## [作業指示]
1. 本との出会いについての文章のうち、「最初に知ったのは、だいすきな」から「でも読むことができなかった。」までを、両端を含めて一字一句そのまま書き写してください。
2. 本との出会いについての文章に照らし、次の各記述が文章と一致するかを「はい」か「いいえ」で判定し、判定の根拠となる文中の語句をそのまま引用してください。(a) 筆者は本を図書館で借りた。(b) 筆者は返却期限の二週間のうちにその本を読み終えた。(c) 『夜と霧』の出版社は新潮社である。

## [対象テキスト]
═══

本との出会いはおもしろい。それは必然のタイミングで訪れる。それはずっと前から手元にあった、いつかだれかに勧められていた。でもいま、何気なくページをひらいた。そのときそこにあり、光を放っている。まさにいま読まなければならなかった、ほかならぬいま出会わなければならなかった言葉。ああ、そういうことだったか。必然。いまここにいる存在まるごとで、ひとり深く納得する。

 

夜と霧
『夜と霧』(ヴィクトール・E・フランクル、みすず書房)。

 

最初に知ったのは、だいすきな編集者さんで巡礼部仲間の、新潮社・足立真穂さんのすすめだったと思う。
Youtubeに出ている。 「心に灯をともしてくれる1冊」vol.15 足立真穂

すぐに図書館で借りた。分厚い本で、すぐ開くことができないまま、あっという間に返却期限の二週間が過ぎた。いちど、延長を申し込んだ。それでも読むことができなかった。
あの震災から一ヶ月後。私はひとつめの起業をし、「被災地ママ友支援」を立ち上げたりしていた。まったく余裕がなかったのだろう。

═══

## [資料抜粋]
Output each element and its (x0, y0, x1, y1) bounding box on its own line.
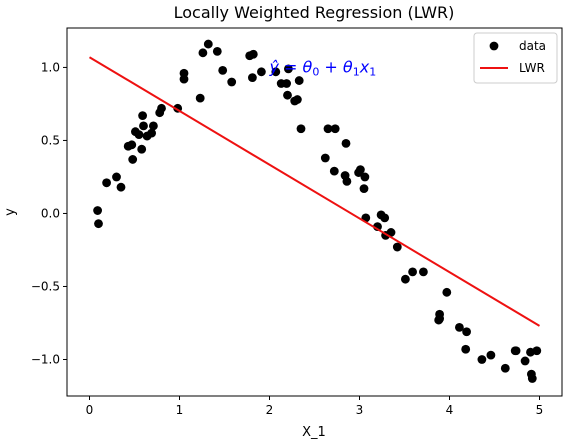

═══

## [想定解答]
1.
最初に知ったのは、だいすきな編集者さんで巡礼部仲間の、新潮社・足立真穂さんのすすめだったと思う。
Youtubeに出ている。 「心に灯をともしてくれる1冊」vol.15 足立真穂

すぐに図書館で借りた。分厚い本で、すぐ開くことができないまま、あっという間に返却期限の二週間が過ぎた。いちど、延長を申し込んだ。それでも読むことができなかった。

2.
(a) はい:「すぐに図書館で借りた。」
(b) いいえ:「あっという間に返却期限の二週間が過ぎた。」「それでも読むことができなかった。」
(c) いいえ:「『夜と霧』(ヴィクトール・E・フランクル、みすず書房)。」